Task to carry out:
Give the listing again character for character, but drop the images.

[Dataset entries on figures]

====================

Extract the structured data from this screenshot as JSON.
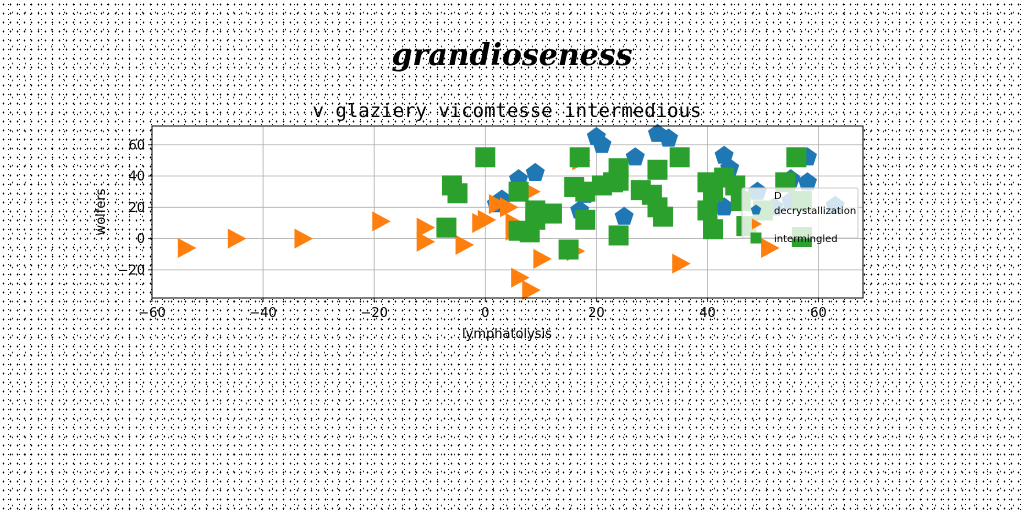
{
  "figure": {
    "suptitle": "grandioseness"
  },
  "chart_data": {
    "type": "scatter",
    "title": "v glaziery vicomtesse intermedious",
    "xlabel": "lymphatolysis",
    "ylabel": "wolfers",
    "xlim": [
      -60,
      68
    ],
    "ylim": [
      -38,
      72
    ],
    "xticks": [
      -60,
      -40,
      -20,
      0,
      20,
      40,
      60
    ],
    "yticks": [
      -20,
      0,
      20,
      40,
      60
    ],
    "grid": true,
    "legend": {
      "title": "D",
      "position": "right"
    },
    "series": [
      {
        "name": "decrystallization",
        "color": "#1f77b4",
        "marker": "pentagon",
        "points": [
          [
            20,
            65
          ],
          [
            21,
            60
          ],
          [
            31,
            67
          ],
          [
            33,
            64
          ],
          [
            27,
            52
          ],
          [
            43,
            53
          ],
          [
            44,
            45
          ],
          [
            58,
            52
          ],
          [
            58,
            36
          ],
          [
            55,
            38
          ],
          [
            49,
            30
          ],
          [
            9,
            42
          ],
          [
            6,
            38
          ],
          [
            2,
            22
          ],
          [
            17,
            18
          ],
          [
            25,
            14
          ],
          [
            43,
            20
          ],
          [
            52,
            20
          ],
          [
            63,
            21
          ],
          [
            55,
            24
          ],
          [
            18,
            28
          ],
          [
            3,
            25
          ]
        ]
      },
      {
        "name": "",
        "color": "#ff7f0e",
        "marker": "triangle-right",
        "points": [
          [
            -54,
            -6
          ],
          [
            -45,
            0
          ],
          [
            -33,
            0
          ],
          [
            -19,
            11
          ],
          [
            -11,
            7
          ],
          [
            -11,
            -2
          ],
          [
            -4,
            -4
          ],
          [
            -1,
            10
          ],
          [
            0,
            12
          ],
          [
            2,
            22
          ],
          [
            4,
            20
          ],
          [
            5,
            10
          ],
          [
            5,
            5
          ],
          [
            6,
            -25
          ],
          [
            8,
            -33
          ],
          [
            10,
            -13
          ],
          [
            16,
            -8
          ],
          [
            17,
            50
          ],
          [
            35,
            -16
          ],
          [
            51,
            -6
          ],
          [
            50,
            17
          ],
          [
            8,
            30
          ]
        ]
      },
      {
        "name": "intermingled",
        "color": "#2ca02c",
        "marker": "square",
        "points": [
          [
            0,
            52
          ],
          [
            17,
            52
          ],
          [
            35,
            52
          ],
          [
            56,
            52
          ],
          [
            24,
            45
          ],
          [
            31,
            44
          ],
          [
            -6,
            34
          ],
          [
            -5,
            29
          ],
          [
            6,
            30
          ],
          [
            16,
            33
          ],
          [
            18,
            30
          ],
          [
            21,
            34
          ],
          [
            24,
            37
          ],
          [
            28,
            31
          ],
          [
            30,
            28
          ],
          [
            31,
            20
          ],
          [
            32,
            14
          ],
          [
            40,
            36
          ],
          [
            41,
            30
          ],
          [
            43,
            39
          ],
          [
            45,
            34
          ],
          [
            40,
            18
          ],
          [
            41,
            6
          ],
          [
            46,
            24
          ],
          [
            47,
            8
          ],
          [
            50,
            18
          ],
          [
            54,
            36
          ],
          [
            57,
            24
          ],
          [
            57,
            1
          ],
          [
            9,
            18
          ],
          [
            9,
            12
          ],
          [
            8,
            4
          ],
          [
            6,
            5
          ],
          [
            18,
            12
          ],
          [
            -7,
            7
          ],
          [
            15,
            -7
          ],
          [
            24,
            2
          ],
          [
            23,
            36
          ],
          [
            12,
            16
          ]
        ]
      }
    ]
  }
}
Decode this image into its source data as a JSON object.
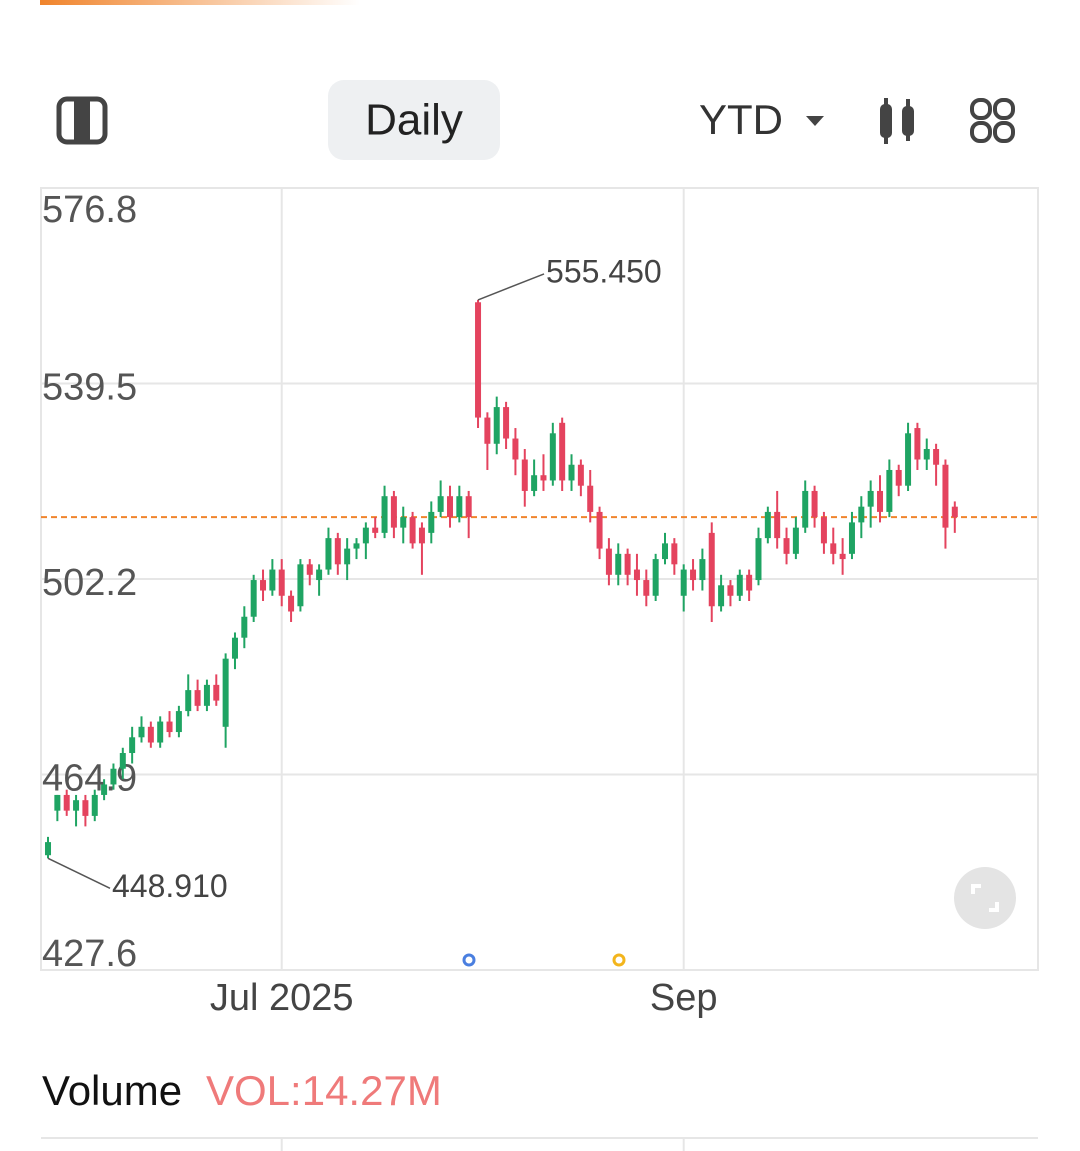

====================

Expected output:
Extract the structured data from this screenshot as JSON.
{
  "figure": {
    "suptitle": "grandioseness"
  },
  "chart_data": {
    "type": "scatter",
    "title": "v glaziery vicomtesse intermedious",
    "xlabel": "lymphatolysis",
    "ylabel": "wolfers",
    "xlim": [
      -60,
      68
    ],
    "ylim": [
      -38,
      72
    ],
    "xticks": [
      -60,
      -40,
      -20,
      0,
      20,
      40,
      60
    ],
    "yticks": [
      -20,
      0,
      20,
      40,
      60
    ],
    "grid": true,
    "legend": {
      "title": "D",
      "position": "right"
    },
    "series": [
      {
        "name": "decrystallization",
        "color": "#1f77b4",
        "marker": "pentagon",
        "points": [
          [
            20,
            65
          ],
          [
            21,
            60
          ],
          [
            31,
            67
          ],
          [
            33,
            64
          ],
          [
            27,
            52
          ],
          [
            43,
            53
          ],
          [
            44,
            45
          ],
          [
            58,
            52
          ],
          [
            58,
            36
          ],
          [
            55,
            38
          ],
          [
            49,
            30
          ],
          [
            9,
            42
          ],
          [
            6,
            38
          ],
          [
            2,
            22
          ],
          [
            17,
            18
          ],
          [
            25,
            14
          ],
          [
            43,
            20
          ],
          [
            52,
            20
          ],
          [
            63,
            21
          ],
          [
            55,
            24
          ],
          [
            18,
            28
          ],
          [
            3,
            25
          ]
        ]
      },
      {
        "name": "",
        "color": "#ff7f0e",
        "marker": "triangle-right",
        "points": [
          [
            -54,
            -6
          ],
          [
            -45,
            0
          ],
          [
            -33,
            0
          ],
          [
            -19,
            11
          ],
          [
            -11,
            7
          ],
          [
            -11,
            -2
          ],
          [
            -4,
            -4
          ],
          [
            -1,
            10
          ],
          [
            0,
            12
          ],
          [
            2,
            22
          ],
          [
            4,
            20
          ],
          [
            5,
            10
          ],
          [
            5,
            5
          ],
          [
            6,
            -25
          ],
          [
            8,
            -33
          ],
          [
            10,
            -13
          ],
          [
            16,
            -8
          ],
          [
            17,
            50
          ],
          [
            35,
            -16
          ],
          [
            51,
            -6
          ],
          [
            50,
            17
          ],
          [
            8,
            30
          ]
        ]
      },
      {
        "name": "intermingled",
        "color": "#2ca02c",
        "marker": "square",
        "points": [
          [
            0,
            52
          ],
          [
            17,
            52
          ],
          [
            35,
            52
          ],
          [
            56,
            52
          ],
          [
            24,
            45
          ],
          [
            31,
            44
          ],
          [
            -6,
            34
          ],
          [
            -5,
            29
          ],
          [
            6,
            30
          ],
          [
            16,
            33
          ],
          [
            18,
            30
          ],
          [
            21,
            34
          ],
          [
            24,
            37
          ],
          [
            28,
            31
          ],
          [
            30,
            28
          ],
          [
            31,
            20
          ],
          [
            32,
            14
          ],
          [
            40,
            36
          ],
          [
            41,
            30
          ],
          [
            43,
            39
          ],
          [
            45,
            34
          ],
          [
            40,
            18
          ],
          [
            41,
            6
          ],
          [
            46,
            24
          ],
          [
            47,
            8
          ],
          [
            50,
            18
          ],
          [
            54,
            36
          ],
          [
            57,
            24
          ],
          [
            57,
            1
          ],
          [
            9,
            18
          ],
          [
            9,
            12
          ],
          [
            8,
            4
          ],
          [
            6,
            5
          ],
          [
            18,
            12
          ],
          [
            -7,
            7
          ],
          [
            15,
            -7
          ],
          [
            24,
            2
          ],
          [
            23,
            36
          ],
          [
            12,
            16
          ]
        ]
      }
    ]
  }
}
Decode this image into its source data as a JSON object.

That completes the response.